» **JOB**: Restate all of the data exactly.

» **MATERIALS PROVIDED**:
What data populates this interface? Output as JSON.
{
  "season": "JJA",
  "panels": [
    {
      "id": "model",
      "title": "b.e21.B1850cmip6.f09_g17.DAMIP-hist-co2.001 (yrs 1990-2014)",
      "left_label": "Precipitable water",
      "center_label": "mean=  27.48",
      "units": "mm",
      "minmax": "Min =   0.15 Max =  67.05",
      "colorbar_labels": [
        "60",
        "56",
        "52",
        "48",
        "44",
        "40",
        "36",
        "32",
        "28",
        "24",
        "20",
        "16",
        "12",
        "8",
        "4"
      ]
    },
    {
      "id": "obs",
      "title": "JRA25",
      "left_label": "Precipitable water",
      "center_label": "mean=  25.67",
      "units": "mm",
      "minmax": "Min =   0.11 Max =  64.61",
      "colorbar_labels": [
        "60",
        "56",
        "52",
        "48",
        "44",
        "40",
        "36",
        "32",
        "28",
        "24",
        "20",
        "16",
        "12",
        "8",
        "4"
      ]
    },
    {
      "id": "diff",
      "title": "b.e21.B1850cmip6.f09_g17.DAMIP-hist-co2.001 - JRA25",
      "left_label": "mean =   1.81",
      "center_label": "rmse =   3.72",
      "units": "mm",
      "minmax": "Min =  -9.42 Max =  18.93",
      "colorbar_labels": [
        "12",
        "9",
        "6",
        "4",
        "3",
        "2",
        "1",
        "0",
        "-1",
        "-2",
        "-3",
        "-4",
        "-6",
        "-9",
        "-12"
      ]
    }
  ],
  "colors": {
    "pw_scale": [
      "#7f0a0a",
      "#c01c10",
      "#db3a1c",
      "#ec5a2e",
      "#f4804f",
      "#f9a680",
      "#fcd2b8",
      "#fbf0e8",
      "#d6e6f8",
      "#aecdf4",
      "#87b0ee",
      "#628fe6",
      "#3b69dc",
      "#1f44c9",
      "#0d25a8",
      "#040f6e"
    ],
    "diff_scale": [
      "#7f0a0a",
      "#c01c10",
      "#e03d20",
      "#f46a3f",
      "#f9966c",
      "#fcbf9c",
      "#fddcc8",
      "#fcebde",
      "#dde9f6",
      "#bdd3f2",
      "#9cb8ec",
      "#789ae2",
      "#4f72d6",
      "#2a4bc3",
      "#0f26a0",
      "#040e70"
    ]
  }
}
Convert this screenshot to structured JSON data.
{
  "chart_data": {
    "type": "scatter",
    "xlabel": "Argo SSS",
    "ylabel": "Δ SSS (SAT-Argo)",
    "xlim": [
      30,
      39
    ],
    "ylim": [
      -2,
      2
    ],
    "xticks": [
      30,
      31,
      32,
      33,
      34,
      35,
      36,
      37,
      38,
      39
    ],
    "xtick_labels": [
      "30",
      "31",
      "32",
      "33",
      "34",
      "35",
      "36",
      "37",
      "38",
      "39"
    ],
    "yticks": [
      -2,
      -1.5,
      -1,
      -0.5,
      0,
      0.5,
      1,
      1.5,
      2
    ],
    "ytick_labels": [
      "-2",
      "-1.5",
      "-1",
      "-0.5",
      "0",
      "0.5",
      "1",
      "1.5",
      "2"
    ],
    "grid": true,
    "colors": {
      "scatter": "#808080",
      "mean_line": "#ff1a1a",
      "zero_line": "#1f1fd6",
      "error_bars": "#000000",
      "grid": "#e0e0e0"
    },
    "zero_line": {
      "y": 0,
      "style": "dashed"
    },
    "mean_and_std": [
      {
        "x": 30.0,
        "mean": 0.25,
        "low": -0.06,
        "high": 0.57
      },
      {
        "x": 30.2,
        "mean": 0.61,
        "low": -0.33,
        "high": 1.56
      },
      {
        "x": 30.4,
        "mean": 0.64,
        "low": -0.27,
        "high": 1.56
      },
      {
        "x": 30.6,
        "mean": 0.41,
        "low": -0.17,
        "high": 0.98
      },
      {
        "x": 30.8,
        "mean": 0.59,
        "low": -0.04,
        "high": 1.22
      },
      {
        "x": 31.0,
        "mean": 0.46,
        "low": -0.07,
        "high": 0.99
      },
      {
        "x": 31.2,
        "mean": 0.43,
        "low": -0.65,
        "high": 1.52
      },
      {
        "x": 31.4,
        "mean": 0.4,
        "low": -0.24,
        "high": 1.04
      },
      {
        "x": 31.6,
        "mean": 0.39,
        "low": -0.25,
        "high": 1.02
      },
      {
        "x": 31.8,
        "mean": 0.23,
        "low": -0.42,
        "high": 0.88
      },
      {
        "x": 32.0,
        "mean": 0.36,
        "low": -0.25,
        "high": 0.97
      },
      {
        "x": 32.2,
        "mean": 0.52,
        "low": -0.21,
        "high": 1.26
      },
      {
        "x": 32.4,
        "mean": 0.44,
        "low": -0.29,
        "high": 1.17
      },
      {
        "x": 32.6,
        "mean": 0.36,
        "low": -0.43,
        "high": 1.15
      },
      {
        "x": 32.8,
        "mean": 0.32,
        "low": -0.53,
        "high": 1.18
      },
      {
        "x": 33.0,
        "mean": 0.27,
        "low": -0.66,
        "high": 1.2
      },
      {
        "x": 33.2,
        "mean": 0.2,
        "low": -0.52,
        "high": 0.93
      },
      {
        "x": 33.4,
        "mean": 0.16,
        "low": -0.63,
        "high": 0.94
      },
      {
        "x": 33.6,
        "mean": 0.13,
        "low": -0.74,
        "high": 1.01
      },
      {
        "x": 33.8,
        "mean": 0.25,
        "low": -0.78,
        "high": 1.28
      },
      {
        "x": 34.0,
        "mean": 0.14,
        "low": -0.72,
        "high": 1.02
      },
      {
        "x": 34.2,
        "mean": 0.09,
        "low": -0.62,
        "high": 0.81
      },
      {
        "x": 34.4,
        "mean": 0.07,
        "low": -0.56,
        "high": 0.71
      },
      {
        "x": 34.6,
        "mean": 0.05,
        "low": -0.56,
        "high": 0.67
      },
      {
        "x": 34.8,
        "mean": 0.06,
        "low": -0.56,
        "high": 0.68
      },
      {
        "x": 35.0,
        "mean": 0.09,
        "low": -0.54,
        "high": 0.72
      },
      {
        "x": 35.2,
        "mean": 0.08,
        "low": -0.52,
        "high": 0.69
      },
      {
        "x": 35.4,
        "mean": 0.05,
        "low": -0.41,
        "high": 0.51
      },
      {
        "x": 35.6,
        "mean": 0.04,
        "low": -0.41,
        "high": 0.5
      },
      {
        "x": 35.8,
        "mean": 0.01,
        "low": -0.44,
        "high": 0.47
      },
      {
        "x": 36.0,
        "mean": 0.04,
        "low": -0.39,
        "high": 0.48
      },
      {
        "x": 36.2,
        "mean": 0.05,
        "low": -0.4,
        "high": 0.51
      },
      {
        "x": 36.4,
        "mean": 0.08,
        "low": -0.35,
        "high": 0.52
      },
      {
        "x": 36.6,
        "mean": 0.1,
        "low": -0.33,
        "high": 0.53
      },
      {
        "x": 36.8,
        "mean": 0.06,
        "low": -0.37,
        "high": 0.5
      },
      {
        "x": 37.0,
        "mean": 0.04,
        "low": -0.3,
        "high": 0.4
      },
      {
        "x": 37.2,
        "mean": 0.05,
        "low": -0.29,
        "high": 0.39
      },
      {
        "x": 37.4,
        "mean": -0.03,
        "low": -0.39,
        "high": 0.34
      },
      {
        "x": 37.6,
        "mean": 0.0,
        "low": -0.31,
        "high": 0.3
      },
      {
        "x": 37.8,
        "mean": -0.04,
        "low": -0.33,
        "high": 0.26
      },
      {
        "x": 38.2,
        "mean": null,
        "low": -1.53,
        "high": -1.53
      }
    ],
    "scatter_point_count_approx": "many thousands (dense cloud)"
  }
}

» **THE RESPONSE**:
What data populates this interface? Output as JSON.
{
  "season": "JJA",
  "panels": [
    {
      "id": "model",
      "title": "b.e21.B1850cmip6.f09_g17.DAMIP-hist-co2.001 (yrs 1990-2014)",
      "left_label": "Precipitable water",
      "center_label": "mean=  27.48",
      "units": "mm",
      "minmax": "Min =   0.15 Max =  67.05",
      "colorbar_labels": [
        "60",
        "56",
        "52",
        "48",
        "44",
        "40",
        "36",
        "32",
        "28",
        "24",
        "20",
        "16",
        "12",
        "8",
        "4"
      ]
    },
    {
      "id": "obs",
      "title": "JRA25",
      "left_label": "Precipitable water",
      "center_label": "mean=  25.67",
      "units": "mm",
      "minmax": "Min =   0.11 Max =  64.61",
      "colorbar_labels": [
        "60",
        "56",
        "52",
        "48",
        "44",
        "40",
        "36",
        "32",
        "28",
        "24",
        "20",
        "16",
        "12",
        "8",
        "4"
      ]
    },
    {
      "id": "diff",
      "title": "b.e21.B1850cmip6.f09_g17.DAMIP-hist-co2.001 - JRA25",
      "left_label": "mean =   1.81",
      "center_label": "rmse =   3.72",
      "units": "mm",
      "minmax": "Min =  -9.42 Max =  18.93",
      "colorbar_labels": [
        "12",
        "9",
        "6",
        "4",
        "3",
        "2",
        "1",
        "0",
        "-1",
        "-2",
        "-3",
        "-4",
        "-6",
        "-9",
        "-12"
      ]
    }
  ],
  "colors": {
    "pw_scale": [
      "#7f0a0a",
      "#c01c10",
      "#db3a1c",
      "#ec5a2e",
      "#f4804f",
      "#f9a680",
      "#fcd2b8",
      "#fbf0e8",
      "#d6e6f8",
      "#aecdf4",
      "#87b0ee",
      "#628fe6",
      "#3b69dc",
      "#1f44c9",
      "#0d25a8",
      "#040f6e"
    ],
    "diff_scale": [
      "#7f0a0a",
      "#c01c10",
      "#e03d20",
      "#f46a3f",
      "#f9966c",
      "#fcbf9c",
      "#fddcc8",
      "#fcebde",
      "#dde9f6",
      "#bdd3f2",
      "#9cb8ec",
      "#789ae2",
      "#4f72d6",
      "#2a4bc3",
      "#0f26a0",
      "#040e70"
    ]
  }
}
Convert this screenshot to structured JSON data.
{
  "chart_data": {
    "type": "scatter",
    "xlabel": "Argo SSS",
    "ylabel": "Δ SSS (SAT-Argo)",
    "xlim": [
      30,
      39
    ],
    "ylim": [
      -2,
      2
    ],
    "xticks": [
      30,
      31,
      32,
      33,
      34,
      35,
      36,
      37,
      38,
      39
    ],
    "xtick_labels": [
      "30",
      "31",
      "32",
      "33",
      "34",
      "35",
      "36",
      "37",
      "38",
      "39"
    ],
    "yticks": [
      -2,
      -1.5,
      -1,
      -0.5,
      0,
      0.5,
      1,
      1.5,
      2
    ],
    "ytick_labels": [
      "-2",
      "-1.5",
      "-1",
      "-0.5",
      "0",
      "0.5",
      "1",
      "1.5",
      "2"
    ],
    "grid": true,
    "colors": {
      "scatter": "#808080",
      "mean_line": "#ff1a1a",
      "zero_line": "#1f1fd6",
      "error_bars": "#000000",
      "grid": "#e0e0e0"
    },
    "zero_line": {
      "y": 0,
      "style": "dashed"
    },
    "mean_and_std": [
      {
        "x": 30.0,
        "mean": 0.25,
        "low": -0.06,
        "high": 0.57
      },
      {
        "x": 30.2,
        "mean": 0.61,
        "low": -0.33,
        "high": 1.56
      },
      {
        "x": 30.4,
        "mean": 0.64,
        "low": -0.27,
        "high": 1.56
      },
      {
        "x": 30.6,
        "mean": 0.41,
        "low": -0.17,
        "high": 0.98
      },
      {
        "x": 30.8,
        "mean": 0.59,
        "low": -0.04,
        "high": 1.22
      },
      {
        "x": 31.0,
        "mean": 0.46,
        "low": -0.07,
        "high": 0.99
      },
      {
        "x": 31.2,
        "mean": 0.43,
        "low": -0.65,
        "high": 1.52
      },
      {
        "x": 31.4,
        "mean": 0.4,
        "low": -0.24,
        "high": 1.04
      },
      {
        "x": 31.6,
        "mean": 0.39,
        "low": -0.25,
        "high": 1.02
      },
      {
        "x": 31.8,
        "mean": 0.23,
        "low": -0.42,
        "high": 0.88
      },
      {
        "x": 32.0,
        "mean": 0.36,
        "low": -0.25,
        "high": 0.97
      },
      {
        "x": 32.2,
        "mean": 0.52,
        "low": -0.21,
        "high": 1.26
      },
      {
        "x": 32.4,
        "mean": 0.44,
        "low": -0.29,
        "high": 1.17
      },
      {
        "x": 32.6,
        "mean": 0.36,
        "low": -0.43,
        "high": 1.15
      },
      {
        "x": 32.8,
        "mean": 0.32,
        "low": -0.53,
        "high": 1.18
      },
      {
        "x": 33.0,
        "mean": 0.27,
        "low": -0.66,
        "high": 1.2
      },
      {
        "x": 33.2,
        "mean": 0.2,
        "low": -0.52,
        "high": 0.93
      },
      {
        "x": 33.4,
        "mean": 0.16,
        "low": -0.63,
        "high": 0.94
      },
      {
        "x": 33.6,
        "mean": 0.13,
        "low": -0.74,
        "high": 1.01
      },
      {
        "x": 33.8,
        "mean": 0.25,
        "low": -0.78,
        "high": 1.28
      },
      {
        "x": 34.0,
        "mean": 0.14,
        "low": -0.72,
        "high": 1.02
      },
      {
        "x": 34.2,
        "mean": 0.09,
        "low": -0.62,
        "high": 0.81
      },
      {
        "x": 34.4,
        "mean": 0.07,
        "low": -0.56,
        "high": 0.71
      },
      {
        "x": 34.6,
        "mean": 0.05,
        "low": -0.56,
        "high": 0.67
      },
      {
        "x": 34.8,
        "mean": 0.06,
        "low": -0.56,
        "high": 0.68
      },
      {
        "x": 35.0,
        "mean": 0.09,
        "low": -0.54,
        "high": 0.72
      },
      {
        "x": 35.2,
        "mean": 0.08,
        "low": -0.52,
        "high": 0.69
      },
      {
        "x": 35.4,
        "mean": 0.05,
        "low": -0.41,
        "high": 0.51
      },
      {
        "x": 35.6,
        "mean": 0.04,
        "low": -0.41,
        "high": 0.5
      },
      {
        "x": 35.8,
        "mean": 0.01,
        "low": -0.44,
        "high": 0.47
      },
      {
        "x": 36.0,
        "mean": 0.04,
        "low": -0.39,
        "high": 0.48
      },
      {
        "x": 36.2,
        "mean": 0.05,
        "low": -0.4,
        "high": 0.51
      },
      {
        "x": 36.4,
        "mean": 0.08,
        "low": -0.35,
        "high": 0.52
      },
      {
        "x": 36.6,
        "mean": 0.1,
        "low": -0.33,
        "high": 0.53
      },
      {
        "x": 36.8,
        "mean": 0.06,
        "low": -0.37,
        "high": 0.5
      },
      {
        "x": 37.0,
        "mean": 0.04,
        "low": -0.3,
        "high": 0.4
      },
      {
        "x": 37.2,
        "mean": 0.05,
        "low": -0.29,
        "high": 0.39
      },
      {
        "x": 37.4,
        "mean": -0.03,
        "low": -0.39,
        "high": 0.34
      },
      {
        "x": 37.6,
        "mean": 0.0,
        "low": -0.31,
        "high": 0.3
      },
      {
        "x": 37.8,
        "mean": -0.04,
        "low": -0.33,
        "high": 0.26
      },
      {
        "x": 38.2,
        "mean": null,
        "low": -1.53,
        "high": -1.53
      }
    ],
    "scatter_point_count_approx": "many thousands (dense cloud)"
  }
}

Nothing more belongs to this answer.